PROBLEM DESCRIPTION: Take each line below that has "oder" and copy it.

INPUT MATERIAL:
◆ ◆ ◆

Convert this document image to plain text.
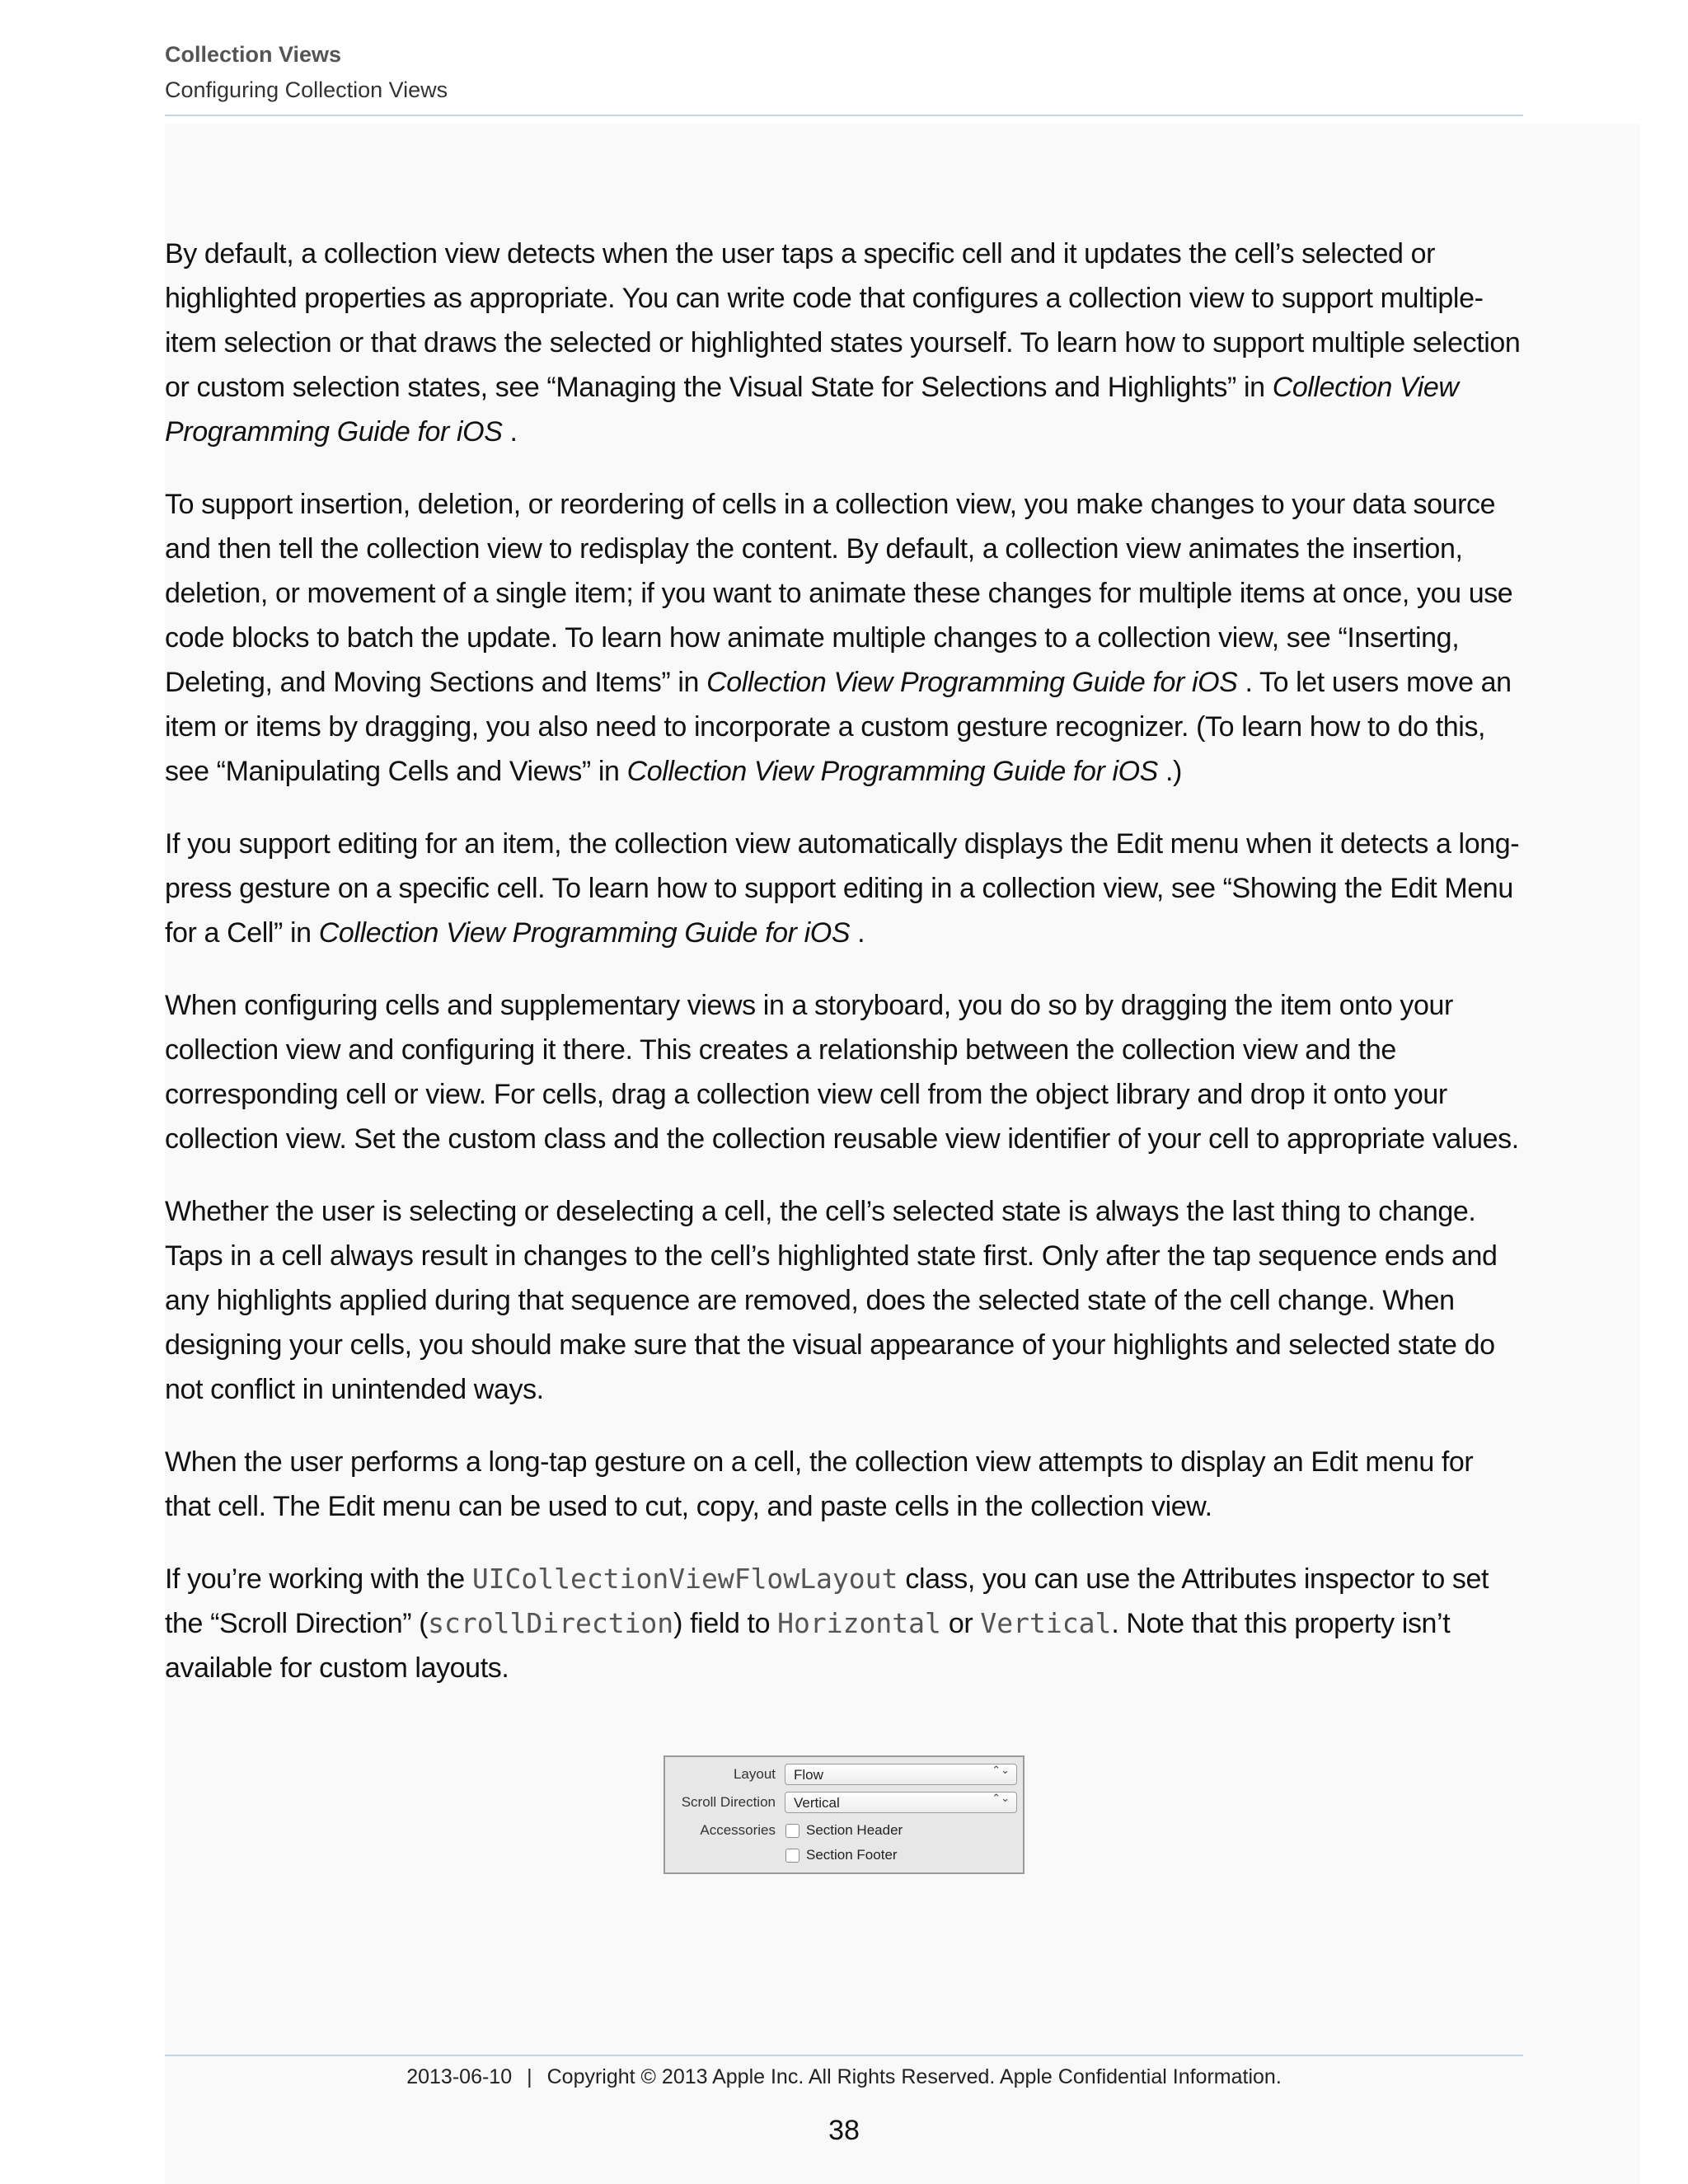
Collection Views
Configuring Collection Views

By default, a collection view detects when the user taps a specific cell and it updates the cell’s selected or highlighted properties as appropriate. You can write code that configures a collection view to support multiple-item selection or that draws the selected or highlighted states yourself. To learn how to support multiple selection or custom selection states, see “Managing the Visual State for Selections and Highlights” in Collection View Programming Guide for iOS .

To support insertion, deletion, or reordering of cells in a collection view, you make changes to your data source and then tell the collection view to redisplay the content. By default, a collection view animates the insertion, deletion, or movement of a single item; if you want to animate these changes for multiple items at once, you use code blocks to batch the update. To learn how animate multiple changes to a collection view, see “Inserting, Deleting, and Moving Sections and Items” in Collection View Programming Guide for iOS . To let users move an item or items by dragging, you also need to incorporate a custom gesture recognizer. (To learn how to do this, see “Manipulating Cells and Views” in Collection View Programming Guide for iOS .)

If you support editing for an item, the collection view automatically displays the Edit menu when it detects a long-press gesture on a specific cell. To learn how to support editing in a collection view, see “Showing the Edit Menu for a Cell” in Collection View Programming Guide for iOS .

When configuring cells and supplementary views in a storyboard, you do so by dragging the item onto your collection view and configuring it there. This creates a relationship between the collection view and the corresponding cell or view. For cells, drag a collection view cell from the object library and drop it onto your collection view. Set the custom class and the collection reusable view identifier of your cell to appropriate values.

Whether the user is selecting or deselecting a cell, the cell’s selected state is always the last thing to change. Taps in a cell always result in changes to the cell’s highlighted state first. Only after the tap sequence ends and any highlights applied during that sequence are removed, does the selected state of the cell change. When designing your cells, you should make sure that the visual appearance of your highlights and selected state do not conflict in unintended ways.

When the user performs a long-tap gesture on a cell, the collection view attempts to display an Edit menu for that cell. The Edit menu can be used to cut, copy, and paste cells in the collection view.

If you’re working with the UICollectionViewFlowLayout class, you can use the Attributes inspector to set the “Scroll Direction” (scrollDirection) field to Horizontal or Vertical. Note that this property isn’t available for custom layouts.

Layout Flow	⌃⌄
Scroll Direction Vertical	⌃⌄
Accessories Section Header
Section Footer
2013-06-10 | Copyright © 2013 Apple Inc. All Rights Reserved. Apple Confidential Information.
38
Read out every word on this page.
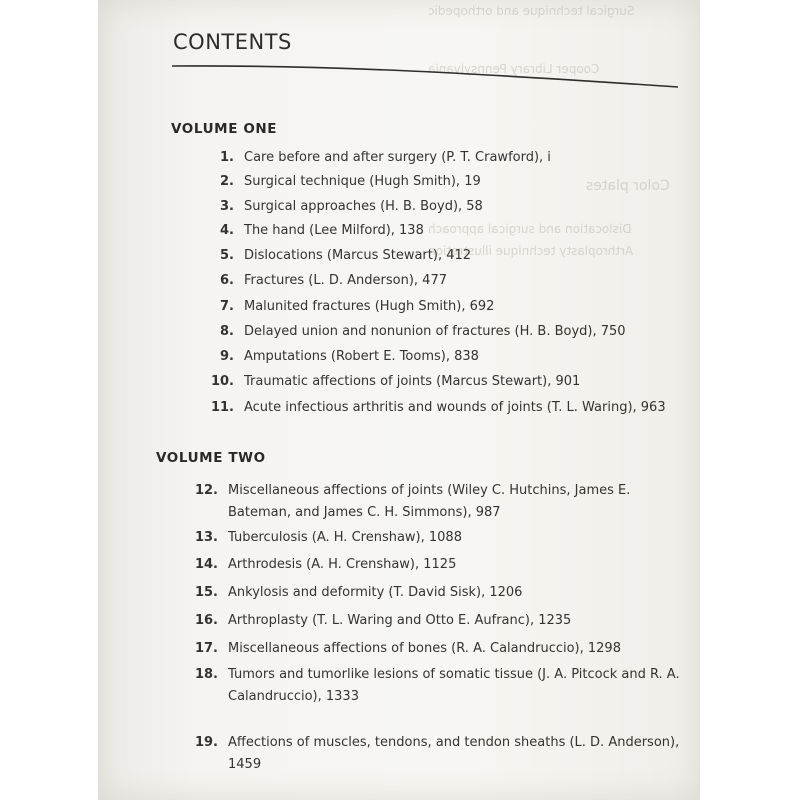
Surgical technique and orthopedic
Cooper Library Pennsylvania
Color plates
Dislocation and surgical approach
Arthroplasty technique illustration
CONTENTS
VOLUME ONE
1. Care before and after surgery (P. T. Crawford), i
2. Surgical technique (Hugh Smith), 19
3. Surgical approaches (H. B. Boyd), 58
4. The hand (Lee Milford), 138
5. Dislocations (Marcus Stewart), 412
6. Fractures (L. D. Anderson), 477
7. Malunited fractures (Hugh Smith), 692
8. Delayed union and nonunion of fractures (H. B. Boyd), 750
9. Amputations (Robert E. Tooms), 838
10. Traumatic affections of joints (Marcus Stewart), 901
11. Acute infectious arthritis and wounds of joints (T. L. Waring), 963
VOLUME TWO
12. Miscellaneous affections of joints (Wiley C. Hutchins, James E. Bateman, and James C. H. Simmons), 987
13. Tuberculosis (A. H. Crenshaw), 1088
14. Arthrodesis (A. H. Crenshaw), 1125
15. Ankylosis and deformity (T. David Sisk), 1206
16. Arthroplasty (T. L. Waring and Otto E. Aufranc), 1235
17. Miscellaneous affections of bones (R. A. Calandruccio), 1298
18. Tumors and tumorlike lesions of somatic tissue (J. A. Pitcock and R. A. Calandruccio), 1333
19. Affections of muscles, tendons, and tendon sheaths (L. D. Anderson), 1459
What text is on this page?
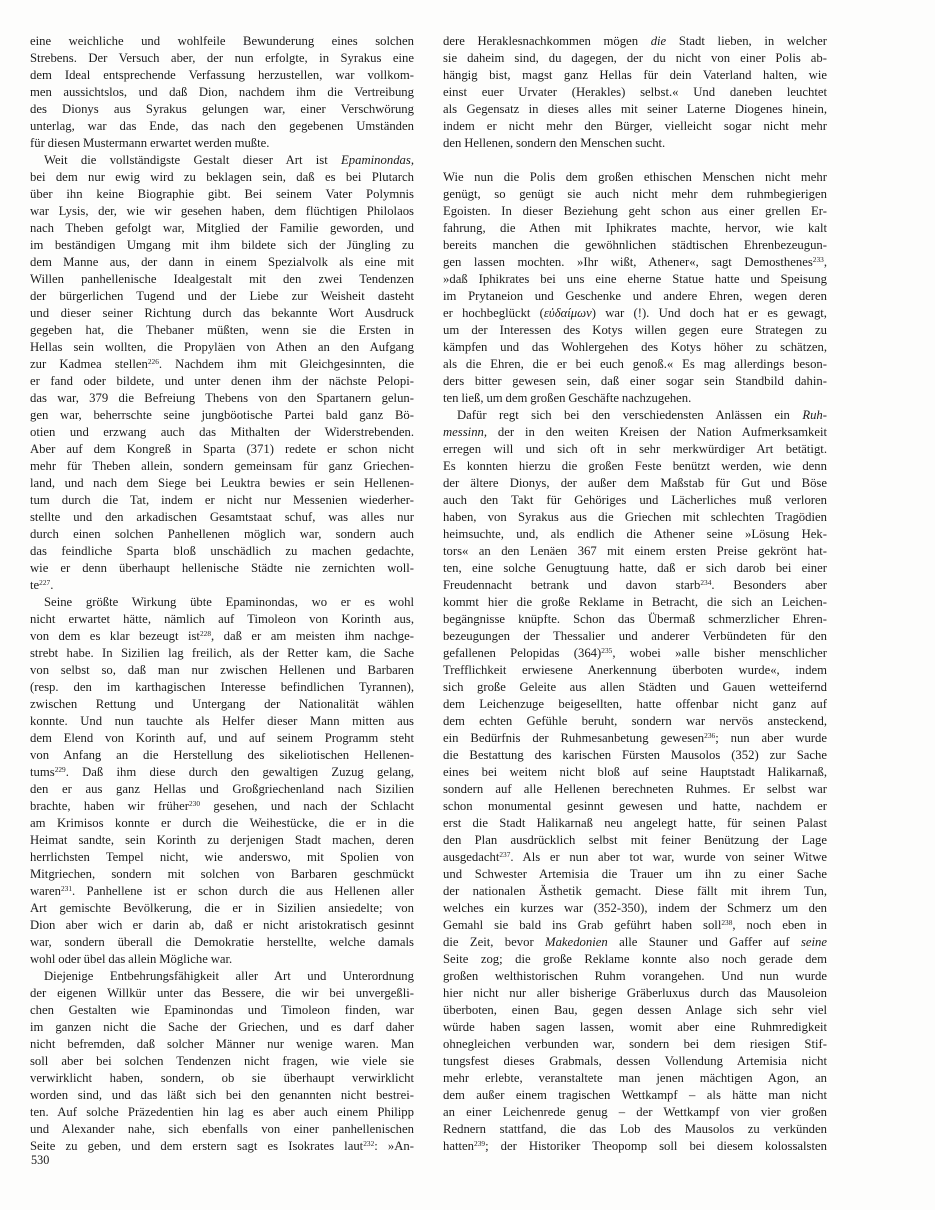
eine weichliche und wohlfeile Bewunderung eines solchen
Strebens. Der Versuch aber, der nun erfolgte, in Syrakus eine
dem Ideal entsprechende Verfassung herzustellen, war vollkom-
men aussichtslos, und daß Dion, nachdem ihm die Vertreibung
des Dionys aus Syrakus gelungen war, einer Verschwörung
unterlag, war das Ende, das nach den gegebenen Umständen
für diesen Mustermann erwartet werden mußte.
Weit die vollständigste Gestalt dieser Art ist Epaminondas,
bei dem nur ewig wird zu beklagen sein, daß es bei Plutarch
über ihn keine Biographie gibt. Bei seinem Vater Polymnis
war Lysis, der, wie wir gesehen haben, dem flüchtigen Philolaos
nach Theben gefolgt war, Mitglied der Familie geworden, und
im beständigen Umgang mit ihm bildete sich der Jüngling zu
dem Manne aus, der dann in einem Spezialvolk als eine mit
Willen panhellenische Idealgestalt mit den zwei Tendenzen
der bürgerlichen Tugend und der Liebe zur Weisheit dasteht
und dieser seiner Richtung durch das bekannte Wort Ausdruck
gegeben hat, die Thebaner müßten, wenn sie die Ersten in
Hellas sein wollten, die Propyläen von Athen an den Aufgang
zur Kadmea stellen$^{226}$. Nachdem ihm mit Gleichgesinnten, die
er fand oder bildete, und unter denen ihm der nächste Pelopi-
das war, 379 die Befreiung Thebens von den Spartanern gelun-
gen war, beherrschte seine jungböotische Partei bald ganz Bö-
otien und erzwang auch das Mithalten der Widerstrebenden.
Aber auf dem Kongreß in Sparta (371) redete er schon nicht
mehr für Theben allein, sondern gemeinsam für ganz Griechen-
land, und nach dem Siege bei Leuktra bewies er sein Hellenen-
tum durch die Tat, indem er nicht nur Messenien wiederher-
stellte und den arkadischen Gesamtstaat schuf, was alles nur
durch einen solchen Panhellenen möglich war, sondern auch
das feindliche Sparta bloß unschädlich zu machen gedachte,
wie er denn überhaupt hellenische Städte nie zernichten woll-
$te^{227}$.
Seine größte Wirkung übte Epaminondas, wo er es wohl
nicht erwartet hätte, nämlich auf Timoleon von Korinth aus,
von dem es klar bezeugt ist$^{228}$, daß er am meisten ihm nachge-
strebt habe. In Sizilien lag freilich, als der Retter kam, die Sache
von selbst so, daß man nur zwischen Hellenen und Barbaren
(resp. den im karthagischen Interesse befindlichen Tyrannen),
zwischen Rettung und Untergang der Nationalität wählen
konnte. Und nun tauchte als Helfer dieser Mann mitten aus
dem Elend von Korinth auf, und auf seinem Programm steht
von Anfang an die Herstellung des sikeliotischen Hellenen-
tums$^{229}$. Daß ihm diese durch den gewaltigen Zuzug gelang,
den er aus ganz Hellas und Großgriechenland nach Sizilien
brachte, haben wir früher$^{230}$ gesehen, und nach der Schlacht
am Krimisos konnte er durch die Weihestücke, die er in die
Heimat sandte, sein Korinth zu derjenigen Stadt machen, deren
herrlichsten Tempel nicht, wie anderswo, mit Spolien von
Mitgriechen, sondern mit solchen von Barbaren geschmückt
waren$^{231}$. Panhellene ist er schon durch die aus Hellenen aller
Art gemischte Bevölkerung, die er in Sizilien ansiedelte; von
Dion aber wich er darin ab, daß er nicht aristokratisch gesinnt
war, sondern überall die Demokratie herstellte, welche damals
wohl oder übel das allein Mögliche war.
Diejenige Entbehrungsfähigkeit aller Art und Unterordnung
der eigenen Willkür unter das Bessere, die wir bei unvergeßli-
chen Gestalten wie Epaminondas und Timoleon finden, war
im ganzen nicht die Sache der Griechen, und es darf daher
nicht befremden, daß solcher Männer nur wenige waren. Man
soll aber bei solchen Tendenzen nicht fragen, wie viele sie
verwirklicht haben, sondern, ob sie überhaupt verwirklicht
worden sind, und das läßt sich bei den genannten nicht bestrei-
ten. Auf solche Präzedentien hin lag es aber auch einem Philipp
und Alexander nahe, sich ebenfalls von einer panhellenischen
Seite zu geben, und dem erstern sagt es Isokrates laut$^{232}$: »An-
dere Heraklesnachkommen mögen die Stadt lieben, in welcher
sie daheim sind, du dagegen, der du nicht von einer Polis ab-
hängig bist, magst ganz Hellas für dein Vaterland halten, wie
einst euer Urvater (Herakles) selbst.« Und daneben leuchtet
als Gegensatz in dieses alles mit seiner Laterne Diogenes hinein,
indem er nicht mehr den Bürger, vielleicht sogar nicht mehr
den Hellenen, sondern den Menschen sucht.
Wie nun die Polis dem großen ethischen Menschen nicht mehr
genügt, so genügt sie auch nicht mehr dem ruhmbegierigen
Egoisten. In dieser Beziehung geht schon aus einer grellen Er-
fahrung, die Athen mit Iphikrates machte, hervor, wie kalt
bereits manchen die gewöhnlichen städtischen Ehrenbezeugun-
gen lassen mochten. »Ihr wißt, Athener«, sagt Demosthenes$^{233}$,
»daß Iphikrates bei uns eine eherne Statue hatte und Speisung
im Prytaneion und Geschenke und andere Ehren, wegen deren
er hochbeglückt (εὐδαίμων) war (!). Und doch hat er es gewagt,
um der Interessen des Kotys willen gegen eure Strategen zu
kämpfen und das Wohlergehen des Kotys höher zu schätzen,
als die Ehren, die er bei euch genoß.« Es mag allerdings beson-
ders bitter gewesen sein, daß einer sogar sein Standbild dahin-
ten ließ, um dem großen Geschäfte nachzugehen.
Dafür regt sich bei den verschiedensten Anlässen ein Ruh-
messinn, der in den weiten Kreisen der Nation Aufmerksamkeit
erregen will und sich oft in sehr merkwürdiger Art betätigt.
Es konnten hierzu die großen Feste benützt werden, wie denn
der ältere Dionys, der außer dem Maßstab für Gut und Böse
auch den Takt für Gehöriges und Lächerliches muß verloren
haben, von Syrakus aus die Griechen mit schlechten Tragödien
heimsuchte, und, als endlich die Athener seine »Lösung Hek-
tors« an den Lenäen 367 mit einem ersten Preise gekrönt hat-
ten, eine solche Genugtuung hatte, daß er sich darob bei einer
Freudennacht betrank und davon starb$^{234}$. Besonders aber
kommt hier die große Reklame in Betracht, die sich an Leichen-
begängnisse knüpfte. Schon das Übermaß schmerzlicher Ehren-
bezeugungen der Thessalier und anderer Verbündeten für den
gefallenen Pelopidas $(364)^{235}$, wobei »alle bisher menschlicher
Trefflichkeit erwiesene Anerkennung überboten wurde«, indem
sich große Geleite aus allen Städten und Gauen wetteifernd
dem Leichenzuge beigesellten, hatte offenbar nicht ganz auf
dem echten Gefühle beruht, sondern war nervös ansteckend,
ein Bedürfnis der Ruhmesanbetung gewesen$^{236}$; nun aber wurde
die Bestattung des karischen Fürsten Mausolos (352) zur Sache
eines bei weitem nicht bloß auf seine Hauptstadt Halikarnaß,
sondern auf alle Hellenen berechneten Ruhmes. Er selbst war
schon monumental gesinnt gewesen und hatte, nachdem er
erst die Stadt Halikarnaß neu angelegt hatte, für seinen Palast
den Plan ausdrücklich selbst mit feiner Benützung der Lage
ausgedacht$^{237}$. Als er nun aber tot war, wurde von seiner Witwe
und Schwester Artemisia die Trauer um ihn zu einer Sache
der nationalen Ästhetik gemacht. Diese fällt mit ihrem Tun,
welches ein kurzes war (352-350), indem der Schmerz um den
Gemahl sie bald ins Grab geführt haben soll$^{238}$, noch eben in
die Zeit, bevor Makedonien alle Stauner und Gaffer auf seine
Seite zog; die große Reklame konnte also noch gerade dem
großen welthistorischen Ruhm vorangehen. Und nun wurde
hier nicht nur aller bisherige Gräberluxus durch das Mausoleion
überboten, einen Bau, gegen dessen Anlage sich sehr viel
würde haben sagen lassen, womit aber eine Ruhmredigkeit
ohnegleichen verbunden war, sondern bei dem riesigen Stif-
tungsfest dieses Grabmals, dessen Vollendung Artemisia nicht
mehr erlebte, veranstaltete man jenen mächtigen Agon, an
dem außer einem tragischen Wettkampf – als hätte man nicht
an einer Leichenrede genug – der Wettkampf von vier großen
Rednern stattfand, die das Lob des Mausolos zu verkünden
hatten$^{239}$; der Historiker Theopomp soll bei diesem kolossalsten
530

◆ ◆ ◆

RESPONSE TO THE EXERCISE:
er fand oder bildete, und unter denen ihm der nächste Pelopi-
wohl oder übel das allein Mögliche war.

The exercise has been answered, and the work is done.